Written problem
Set all the material down again unchanged, without the pictures.

— START Information supplied —

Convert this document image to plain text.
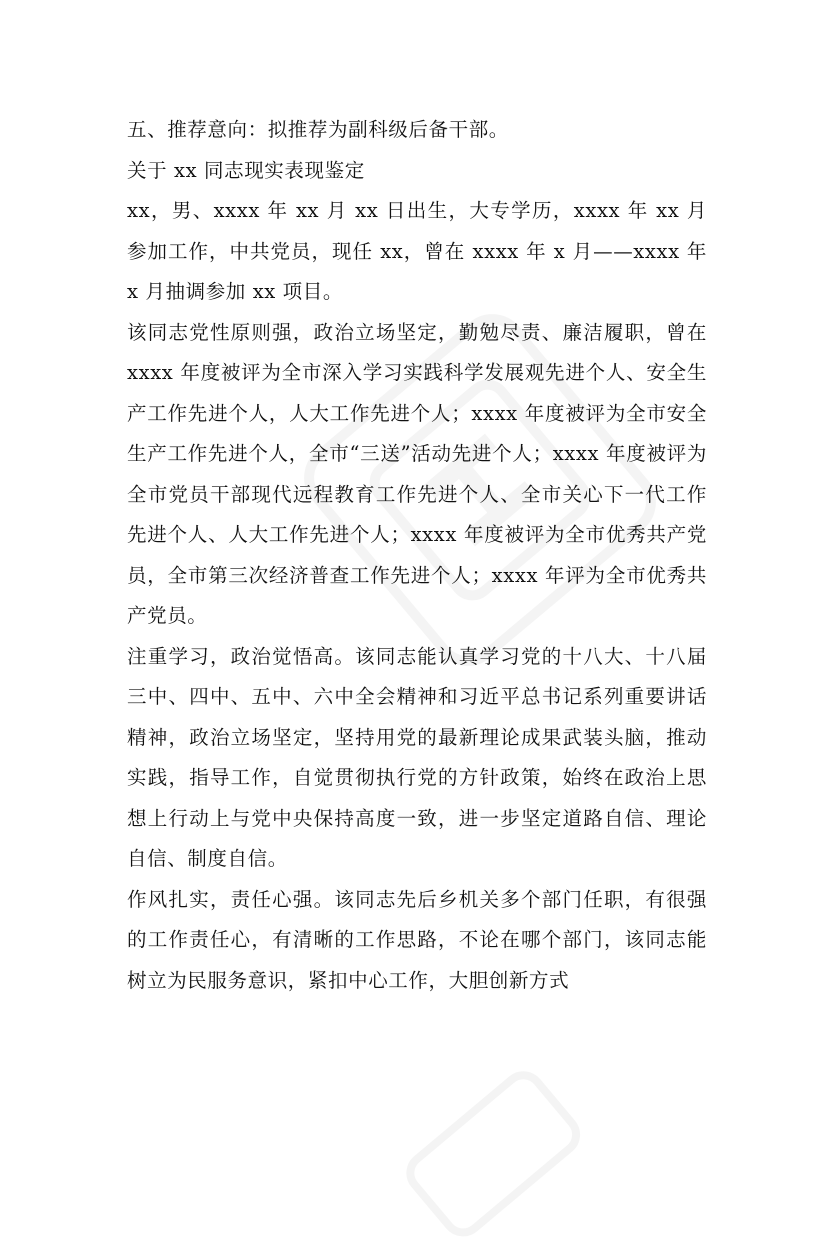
五、推荐意向：拟推荐为副科级后备干部。

关于 xx 同志现实表现鉴定

xx，男、xxxx 年 xx 月 xx 日出生，大专学历，xxxx 年 xx 月参加工作，中共党员，现任 xx，曾在 xxxx 年 x 月——xxxx 年 x 月抽调参加 xx 项目。

该同志党性原则强，政治立场坚定，勤勉尽责、廉洁履职，曾在 xxxx 年度被评为全市深入学习实践科学发展观先进个人、安全生产工作先进个人，人大工作先进个人；xxxx 年度被评为全市安全生产工作先进个人，全市“三送”活动先进个人；xxxx 年度被评为全市党员干部现代远程教育工作先进个人、全市关心下一代工作先进个人、人大工作先进个人；xxxx 年度被评为全市优秀共产党员，全市第三次经济普查工作先进个人；xxxx 年评为全市优秀共产党员。

注重学习，政治觉悟高。该同志能认真学习党的十八大、十八届三中、四中、五中、六中全会精神和习近平总书记系列重要讲话精神，政治立场坚定，坚持用党的最新理论成果武装头脑，推动实践，指导工作，自觉贯彻执行党的方针政策，始终在政治上思想上行动上与党中央保持高度一致，进一步坚定道路自信、理论自信、制度自信。

作风扎实，责任心强。该同志先后乡机关多个部门任职，有很强的工作责任心，有清晰的工作思路，不论在哪个部门，该同志能树立为民服务意识，紧扣中心工作，大胆创新方式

— END Information supplied —

Full answer
Convert this document image to plain text.
五、推荐意向：拟推荐为副科级后备干部。

关于 xx 同志现实表现鉴定

xx，男、xxxx 年 xx 月 xx 日出生，大专学历，xxxx 年 xx 月参加工作，中共党员，现任 xx，曾在 xxxx 年 x 月——xxxx 年 x 月抽调参加 xx 项目。

该同志党性原则强，政治立场坚定，勤勉尽责、廉洁履职，曾在 xxxx 年度被评为全市深入学习实践科学发展观先进个人、安全生产工作先进个人，人大工作先进个人；xxxx 年度被评为全市安全生产工作先进个人，全市“三送”活动先进个人；xxxx 年度被评为全市党员干部现代远程教育工作先进个人、全市关心下一代工作先进个人、人大工作先进个人；xxxx 年度被评为全市优秀共产党员，全市第三次经济普查工作先进个人；xxxx 年评为全市优秀共产党员。

注重学习，政治觉悟高。该同志能认真学习党的十八大、十八届三中、四中、五中、六中全会精神和习近平总书记系列重要讲话精神，政治立场坚定，坚持用党的最新理论成果武装头脑，推动实践，指导工作，自觉贯彻执行党的方针政策，始终在政治上思想上行动上与党中央保持高度一致，进一步坚定道路自信、理论自信、制度自信。

作风扎实，责任心强。该同志先后乡机关多个部门任职，有很强的工作责任心，有清晰的工作思路，不论在哪个部门，该同志能树立为民服务意识，紧扣中心工作，大胆创新方式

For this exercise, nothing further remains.